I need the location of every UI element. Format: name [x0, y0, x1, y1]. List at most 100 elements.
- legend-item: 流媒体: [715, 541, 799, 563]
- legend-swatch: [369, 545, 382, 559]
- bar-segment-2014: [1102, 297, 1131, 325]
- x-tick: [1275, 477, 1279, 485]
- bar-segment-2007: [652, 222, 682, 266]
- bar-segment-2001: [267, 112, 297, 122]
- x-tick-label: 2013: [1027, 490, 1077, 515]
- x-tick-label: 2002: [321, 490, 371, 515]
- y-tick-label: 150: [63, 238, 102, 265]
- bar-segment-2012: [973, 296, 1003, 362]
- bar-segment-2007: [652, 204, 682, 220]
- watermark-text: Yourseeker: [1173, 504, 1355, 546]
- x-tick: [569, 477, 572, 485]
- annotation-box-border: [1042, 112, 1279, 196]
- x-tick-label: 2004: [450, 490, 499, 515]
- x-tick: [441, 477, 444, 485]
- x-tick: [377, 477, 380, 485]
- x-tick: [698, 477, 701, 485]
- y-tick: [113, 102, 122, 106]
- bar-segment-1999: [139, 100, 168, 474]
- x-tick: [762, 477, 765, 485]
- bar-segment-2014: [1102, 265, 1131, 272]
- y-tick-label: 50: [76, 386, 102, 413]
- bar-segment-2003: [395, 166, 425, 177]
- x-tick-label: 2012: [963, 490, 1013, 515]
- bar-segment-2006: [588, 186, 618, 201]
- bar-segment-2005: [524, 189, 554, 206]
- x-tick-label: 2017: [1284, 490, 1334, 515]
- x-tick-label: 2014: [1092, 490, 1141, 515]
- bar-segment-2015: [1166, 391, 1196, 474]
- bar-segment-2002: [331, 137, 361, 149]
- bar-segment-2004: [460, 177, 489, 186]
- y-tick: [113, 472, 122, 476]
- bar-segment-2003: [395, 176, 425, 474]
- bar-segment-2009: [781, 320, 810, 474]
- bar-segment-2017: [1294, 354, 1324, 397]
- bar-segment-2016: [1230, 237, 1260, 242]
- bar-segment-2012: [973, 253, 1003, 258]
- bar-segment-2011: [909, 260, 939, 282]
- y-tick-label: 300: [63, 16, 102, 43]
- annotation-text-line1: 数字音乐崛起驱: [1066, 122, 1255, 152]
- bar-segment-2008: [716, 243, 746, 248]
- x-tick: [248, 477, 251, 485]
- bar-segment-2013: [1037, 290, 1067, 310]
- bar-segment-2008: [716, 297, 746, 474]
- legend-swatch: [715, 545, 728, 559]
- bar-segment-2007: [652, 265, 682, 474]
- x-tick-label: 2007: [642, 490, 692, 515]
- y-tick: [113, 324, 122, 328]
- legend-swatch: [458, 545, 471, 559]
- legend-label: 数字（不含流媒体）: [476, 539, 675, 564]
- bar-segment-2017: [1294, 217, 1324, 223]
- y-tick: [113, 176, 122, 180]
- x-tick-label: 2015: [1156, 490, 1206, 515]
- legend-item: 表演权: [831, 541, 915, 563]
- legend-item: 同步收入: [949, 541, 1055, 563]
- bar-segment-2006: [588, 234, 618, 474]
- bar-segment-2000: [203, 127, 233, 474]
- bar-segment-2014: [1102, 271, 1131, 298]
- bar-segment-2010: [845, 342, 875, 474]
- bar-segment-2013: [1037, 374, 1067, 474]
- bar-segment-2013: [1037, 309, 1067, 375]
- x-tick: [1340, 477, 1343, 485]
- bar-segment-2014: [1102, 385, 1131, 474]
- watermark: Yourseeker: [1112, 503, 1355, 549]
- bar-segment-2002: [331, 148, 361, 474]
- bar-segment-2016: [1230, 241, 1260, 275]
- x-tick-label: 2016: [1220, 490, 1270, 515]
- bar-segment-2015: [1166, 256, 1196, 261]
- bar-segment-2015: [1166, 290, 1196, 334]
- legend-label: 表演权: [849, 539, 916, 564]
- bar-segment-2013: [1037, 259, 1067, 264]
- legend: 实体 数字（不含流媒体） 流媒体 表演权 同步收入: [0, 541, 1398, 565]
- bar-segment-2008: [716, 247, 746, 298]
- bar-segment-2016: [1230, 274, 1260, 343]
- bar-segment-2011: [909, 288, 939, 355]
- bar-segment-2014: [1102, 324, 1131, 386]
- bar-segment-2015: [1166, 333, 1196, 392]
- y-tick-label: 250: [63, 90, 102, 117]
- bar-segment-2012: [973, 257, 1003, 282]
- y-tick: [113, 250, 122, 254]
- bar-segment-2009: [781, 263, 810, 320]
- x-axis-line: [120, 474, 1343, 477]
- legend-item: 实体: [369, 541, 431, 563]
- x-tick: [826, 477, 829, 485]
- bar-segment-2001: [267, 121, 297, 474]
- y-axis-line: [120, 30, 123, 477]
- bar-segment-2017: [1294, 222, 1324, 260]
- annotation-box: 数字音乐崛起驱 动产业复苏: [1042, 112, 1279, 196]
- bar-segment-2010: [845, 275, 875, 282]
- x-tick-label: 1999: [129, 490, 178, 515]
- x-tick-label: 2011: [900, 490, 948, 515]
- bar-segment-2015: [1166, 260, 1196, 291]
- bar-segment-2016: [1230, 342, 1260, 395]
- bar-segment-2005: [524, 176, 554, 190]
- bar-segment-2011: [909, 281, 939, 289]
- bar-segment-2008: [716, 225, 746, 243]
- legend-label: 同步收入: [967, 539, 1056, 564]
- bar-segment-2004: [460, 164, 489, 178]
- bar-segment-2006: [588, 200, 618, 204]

## Your goal
Filter the lines above down to those containing the string "legend", treating uppercase and lowercase as distinct, and copy each match in full.

## Final result
- legend-item: 流媒体: [715, 541, 799, 563]
- legend-swatch: [369, 545, 382, 559]
- legend-swatch: [715, 545, 728, 559]
- legend-swatch: [458, 545, 471, 559]
- legend-label: 数字（不含流媒体）: [476, 539, 675, 564]
- legend-item: 表演权: [831, 541, 915, 563]
- legend-item: 同步收入: [949, 541, 1055, 563]
- legend-label: 表演权: [849, 539, 916, 564]
- legend: 实体 数字（不含流媒体） 流媒体 表演权 同步收入: [0, 541, 1398, 565]
- legend-item: 实体: [369, 541, 431, 563]
- legend-label: 同步收入: [967, 539, 1056, 564]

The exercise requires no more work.